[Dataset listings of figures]
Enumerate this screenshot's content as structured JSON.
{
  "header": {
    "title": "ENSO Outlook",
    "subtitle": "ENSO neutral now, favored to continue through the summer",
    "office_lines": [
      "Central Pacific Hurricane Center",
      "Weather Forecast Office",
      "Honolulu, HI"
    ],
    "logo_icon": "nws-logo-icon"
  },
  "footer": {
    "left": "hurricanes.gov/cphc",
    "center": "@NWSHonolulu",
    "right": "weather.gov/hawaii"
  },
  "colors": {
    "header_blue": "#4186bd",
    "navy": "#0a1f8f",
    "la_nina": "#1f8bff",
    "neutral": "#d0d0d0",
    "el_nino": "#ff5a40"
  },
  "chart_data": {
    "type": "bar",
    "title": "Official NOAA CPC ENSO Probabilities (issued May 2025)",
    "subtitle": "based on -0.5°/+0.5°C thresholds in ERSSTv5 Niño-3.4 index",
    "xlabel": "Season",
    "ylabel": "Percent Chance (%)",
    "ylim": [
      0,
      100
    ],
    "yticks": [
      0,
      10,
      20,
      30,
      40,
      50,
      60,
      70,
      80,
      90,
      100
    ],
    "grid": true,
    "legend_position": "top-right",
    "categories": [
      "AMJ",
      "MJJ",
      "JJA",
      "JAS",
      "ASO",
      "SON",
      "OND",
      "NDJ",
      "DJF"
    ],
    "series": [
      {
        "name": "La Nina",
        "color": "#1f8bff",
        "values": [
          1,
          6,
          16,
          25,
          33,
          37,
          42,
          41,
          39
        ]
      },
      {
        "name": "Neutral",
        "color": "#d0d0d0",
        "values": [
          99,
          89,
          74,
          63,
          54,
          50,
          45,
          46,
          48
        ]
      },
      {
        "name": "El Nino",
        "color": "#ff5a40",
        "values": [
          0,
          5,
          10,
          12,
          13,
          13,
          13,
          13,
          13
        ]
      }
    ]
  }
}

> Instructions to follow
Of all the lines above, how many contain "right"? Give the number and nothing more.

> Answer
2